→ Your task
Write each line out again exactly as written.

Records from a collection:
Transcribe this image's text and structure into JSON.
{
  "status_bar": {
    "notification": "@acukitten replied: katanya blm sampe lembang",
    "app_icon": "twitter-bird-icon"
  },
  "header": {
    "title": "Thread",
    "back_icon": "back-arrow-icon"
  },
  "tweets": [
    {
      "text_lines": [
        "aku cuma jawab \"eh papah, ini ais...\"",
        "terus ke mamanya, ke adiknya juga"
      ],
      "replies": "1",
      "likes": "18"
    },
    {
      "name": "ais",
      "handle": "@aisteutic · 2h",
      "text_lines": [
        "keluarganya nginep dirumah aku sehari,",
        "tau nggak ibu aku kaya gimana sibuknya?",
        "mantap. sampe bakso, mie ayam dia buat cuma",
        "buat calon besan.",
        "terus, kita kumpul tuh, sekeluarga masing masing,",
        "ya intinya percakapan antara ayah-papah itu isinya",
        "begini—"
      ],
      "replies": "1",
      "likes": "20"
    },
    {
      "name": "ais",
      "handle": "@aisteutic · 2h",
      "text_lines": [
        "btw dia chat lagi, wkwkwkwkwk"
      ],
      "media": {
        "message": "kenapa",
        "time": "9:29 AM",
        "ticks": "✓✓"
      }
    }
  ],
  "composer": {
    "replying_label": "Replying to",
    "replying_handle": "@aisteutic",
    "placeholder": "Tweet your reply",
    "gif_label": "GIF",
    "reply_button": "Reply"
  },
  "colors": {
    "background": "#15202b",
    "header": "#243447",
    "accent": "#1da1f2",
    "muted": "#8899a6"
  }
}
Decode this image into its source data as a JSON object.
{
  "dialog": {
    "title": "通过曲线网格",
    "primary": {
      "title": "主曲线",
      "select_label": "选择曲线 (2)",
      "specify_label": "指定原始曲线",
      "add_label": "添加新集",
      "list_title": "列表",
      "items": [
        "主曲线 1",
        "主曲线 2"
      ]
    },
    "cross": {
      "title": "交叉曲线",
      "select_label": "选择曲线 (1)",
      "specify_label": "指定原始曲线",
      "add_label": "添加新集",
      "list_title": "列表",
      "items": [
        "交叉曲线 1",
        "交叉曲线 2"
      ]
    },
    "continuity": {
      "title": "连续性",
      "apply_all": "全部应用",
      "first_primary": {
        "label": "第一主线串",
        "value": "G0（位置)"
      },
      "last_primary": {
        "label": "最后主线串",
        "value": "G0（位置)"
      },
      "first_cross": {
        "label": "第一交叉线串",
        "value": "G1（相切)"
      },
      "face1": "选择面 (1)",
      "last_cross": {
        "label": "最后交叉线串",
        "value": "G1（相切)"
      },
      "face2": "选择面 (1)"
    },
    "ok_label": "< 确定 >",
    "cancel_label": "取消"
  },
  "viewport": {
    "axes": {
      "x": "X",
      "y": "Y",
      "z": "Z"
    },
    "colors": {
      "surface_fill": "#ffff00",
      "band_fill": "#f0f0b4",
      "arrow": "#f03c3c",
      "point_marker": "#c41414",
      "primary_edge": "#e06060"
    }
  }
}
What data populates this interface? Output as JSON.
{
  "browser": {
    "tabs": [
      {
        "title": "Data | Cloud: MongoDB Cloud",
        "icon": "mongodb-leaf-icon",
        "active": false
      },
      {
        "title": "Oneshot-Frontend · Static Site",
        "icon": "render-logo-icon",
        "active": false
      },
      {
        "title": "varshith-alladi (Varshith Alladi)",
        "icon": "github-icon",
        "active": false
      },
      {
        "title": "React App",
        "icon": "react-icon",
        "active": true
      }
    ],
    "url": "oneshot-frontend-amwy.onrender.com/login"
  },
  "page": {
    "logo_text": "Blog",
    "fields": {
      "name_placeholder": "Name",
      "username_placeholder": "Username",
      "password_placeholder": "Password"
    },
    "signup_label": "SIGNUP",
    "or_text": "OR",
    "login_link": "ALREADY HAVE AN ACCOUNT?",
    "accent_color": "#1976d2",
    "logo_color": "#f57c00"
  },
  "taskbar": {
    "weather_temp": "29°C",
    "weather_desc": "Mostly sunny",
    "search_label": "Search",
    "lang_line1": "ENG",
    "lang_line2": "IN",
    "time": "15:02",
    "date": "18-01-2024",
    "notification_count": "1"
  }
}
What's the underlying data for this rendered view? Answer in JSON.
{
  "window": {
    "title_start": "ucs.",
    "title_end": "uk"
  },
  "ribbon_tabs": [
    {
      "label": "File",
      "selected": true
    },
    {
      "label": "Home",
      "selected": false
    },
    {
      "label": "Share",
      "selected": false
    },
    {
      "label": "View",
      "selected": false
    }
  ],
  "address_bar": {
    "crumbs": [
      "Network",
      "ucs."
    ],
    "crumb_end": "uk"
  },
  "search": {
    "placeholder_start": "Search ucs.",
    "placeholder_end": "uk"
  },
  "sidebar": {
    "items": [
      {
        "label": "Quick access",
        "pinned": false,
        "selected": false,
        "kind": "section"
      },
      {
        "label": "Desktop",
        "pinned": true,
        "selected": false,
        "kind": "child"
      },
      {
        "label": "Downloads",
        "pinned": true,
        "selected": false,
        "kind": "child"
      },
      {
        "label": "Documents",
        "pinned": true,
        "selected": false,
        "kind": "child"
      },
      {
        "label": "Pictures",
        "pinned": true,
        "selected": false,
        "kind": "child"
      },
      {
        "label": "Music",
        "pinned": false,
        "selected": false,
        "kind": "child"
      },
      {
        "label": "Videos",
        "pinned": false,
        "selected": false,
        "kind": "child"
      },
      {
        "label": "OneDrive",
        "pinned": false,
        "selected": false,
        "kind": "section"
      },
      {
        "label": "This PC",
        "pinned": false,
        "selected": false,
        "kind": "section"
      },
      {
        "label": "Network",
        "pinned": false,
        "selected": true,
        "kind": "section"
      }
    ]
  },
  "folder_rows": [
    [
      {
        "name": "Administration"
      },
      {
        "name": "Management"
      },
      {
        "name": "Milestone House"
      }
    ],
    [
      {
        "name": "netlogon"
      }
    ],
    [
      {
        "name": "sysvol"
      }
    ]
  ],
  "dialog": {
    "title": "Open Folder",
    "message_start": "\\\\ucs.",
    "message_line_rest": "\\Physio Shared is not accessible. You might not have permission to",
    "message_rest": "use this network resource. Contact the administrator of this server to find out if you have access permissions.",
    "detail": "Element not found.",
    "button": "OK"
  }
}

→ Solution for this problem
Transcribe this image's text and structure into JSON.
{
  "status_bar": {
    "notification": "@acukitten replied: katanya blm sampe lembang",
    "app_icon": "twitter-bird-icon"
  },
  "header": {
    "title": "Thread",
    "back_icon": "back-arrow-icon"
  },
  "tweets": [
    {
      "text_lines": [
        "aku cuma jawab \"eh papah, ini ais...\"",
        "terus ke mamanya, ke adiknya juga"
      ],
      "replies": "1",
      "likes": "18"
    },
    {
      "name": "ais",
      "handle": "@aisteutic · 2h",
      "text_lines": [
        "keluarganya nginep dirumah aku sehari,",
        "tau nggak ibu aku kaya gimana sibuknya?",
        "mantap. sampe bakso, mie ayam dia buat cuma",
        "buat calon besan.",
        "terus, kita kumpul tuh, sekeluarga masing masing,",
        "ya intinya percakapan antara ayah-papah itu isinya",
        "begini—"
      ],
      "replies": "1",
      "likes": "20"
    },
    {
      "name": "ais",
      "handle": "@aisteutic · 2h",
      "text_lines": [
        "btw dia chat lagi, wkwkwkwkwk"
      ],
      "media": {
        "message": "kenapa",
        "time": "9:29 AM",
        "ticks": "✓✓"
      }
    }
  ],
  "composer": {
    "replying_label": "Replying to",
    "replying_handle": "@aisteutic",
    "placeholder": "Tweet your reply",
    "gif_label": "GIF",
    "reply_button": "Reply"
  },
  "colors": {
    "background": "#15202b",
    "header": "#243447",
    "accent": "#1da1f2",
    "muted": "#8899a6"
  }
}
Decode this image into its source data as a JSON object.
{
  "dialog": {
    "title": "通过曲线网格",
    "primary": {
      "title": "主曲线",
      "select_label": "选择曲线 (2)",
      "specify_label": "指定原始曲线",
      "add_label": "添加新集",
      "list_title": "列表",
      "items": [
        "主曲线 1",
        "主曲线 2"
      ]
    },
    "cross": {
      "title": "交叉曲线",
      "select_label": "选择曲线 (1)",
      "specify_label": "指定原始曲线",
      "add_label": "添加新集",
      "list_title": "列表",
      "items": [
        "交叉曲线 1",
        "交叉曲线 2"
      ]
    },
    "continuity": {
      "title": "连续性",
      "apply_all": "全部应用",
      "first_primary": {
        "label": "第一主线串",
        "value": "G0（位置)"
      },
      "last_primary": {
        "label": "最后主线串",
        "value": "G0（位置)"
      },
      "first_cross": {
        "label": "第一交叉线串",
        "value": "G1（相切)"
      },
      "face1": "选择面 (1)",
      "last_cross": {
        "label": "最后交叉线串",
        "value": "G1（相切)"
      },
      "face2": "选择面 (1)"
    },
    "ok_label": "< 确定 >",
    "cancel_label": "取消"
  },
  "viewport": {
    "axes": {
      "x": "X",
      "y": "Y",
      "z": "Z"
    },
    "colors": {
      "surface_fill": "#ffff00",
      "band_fill": "#f0f0b4",
      "arrow": "#f03c3c",
      "point_marker": "#c41414",
      "primary_edge": "#e06060"
    }
  }
}
What data populates this interface? Output as JSON.
{
  "browser": {
    "tabs": [
      {
        "title": "Data | Cloud: MongoDB Cloud",
        "icon": "mongodb-leaf-icon",
        "active": false
      },
      {
        "title": "Oneshot-Frontend · Static Site",
        "icon": "render-logo-icon",
        "active": false
      },
      {
        "title": "varshith-alladi (Varshith Alladi)",
        "icon": "github-icon",
        "active": false
      },
      {
        "title": "React App",
        "icon": "react-icon",
        "active": true
      }
    ],
    "url": "oneshot-frontend-amwy.onrender.com/login"
  },
  "page": {
    "logo_text": "Blog",
    "fields": {
      "name_placeholder": "Name",
      "username_placeholder": "Username",
      "password_placeholder": "Password"
    },
    "signup_label": "SIGNUP",
    "or_text": "OR",
    "login_link": "ALREADY HAVE AN ACCOUNT?",
    "accent_color": "#1976d2",
    "logo_color": "#f57c00"
  },
  "taskbar": {
    "weather_temp": "29°C",
    "weather_desc": "Mostly sunny",
    "search_label": "Search",
    "lang_line1": "ENG",
    "lang_line2": "IN",
    "time": "15:02",
    "date": "18-01-2024",
    "notification_count": "1"
  }
}
What's the underlying data for this rendered view? Answer in JSON.
{
  "window": {
    "title_start": "ucs.",
    "title_end": "uk"
  },
  "ribbon_tabs": [
    {
      "label": "File",
      "selected": true
    },
    {
      "label": "Home",
      "selected": false
    },
    {
      "label": "Share",
      "selected": false
    },
    {
      "label": "View",
      "selected": false
    }
  ],
  "address_bar": {
    "crumbs": [
      "Network",
      "ucs."
    ],
    "crumb_end": "uk"
  },
  "search": {
    "placeholder_start": "Search ucs.",
    "placeholder_end": "uk"
  },
  "sidebar": {
    "items": [
      {
        "label": "Quick access",
        "pinned": false,
        "selected": false,
        "kind": "section"
      },
      {
        "label": "Desktop",
        "pinned": true,
        "selected": false,
        "kind": "child"
      },
      {
        "label": "Downloads",
        "pinned": true,
        "selected": false,
        "kind": "child"
      },
      {
        "label": "Documents",
        "pinned": true,
        "selected": false,
        "kind": "child"
      },
      {
        "label": "Pictures",
        "pinned": true,
        "selected": false,
        "kind": "child"
      },
      {
        "label": "Music",
        "pinned": false,
        "selected": false,
        "kind": "child"
      },
      {
        "label": "Videos",
        "pinned": false,
        "selected": false,
        "kind": "child"
      },
      {
        "label": "OneDrive",
        "pinned": false,
        "selected": false,
        "kind": "section"
      },
      {
        "label": "This PC",
        "pinned": false,
        "selected": false,
        "kind": "section"
      },
      {
        "label": "Network",
        "pinned": false,
        "selected": true,
        "kind": "section"
      }
    ]
  },
  "folder_rows": [
    [
      {
        "name": "Administration"
      },
      {
        "name": "Management"
      },
      {
        "name": "Milestone House"
      }
    ],
    [
      {
        "name": "netlogon"
      }
    ],
    [
      {
        "name": "sysvol"
      }
    ]
  ],
  "dialog": {
    "title": "Open Folder",
    "message_start": "\\\\ucs.",
    "message_line_rest": "\\Physio Shared is not accessible. You might not have permission to",
    "message_rest": "use this network resource. Contact the administrator of this server to find out if you have access permissions.",
    "detail": "Element not found.",
    "button": "OK"
  }
}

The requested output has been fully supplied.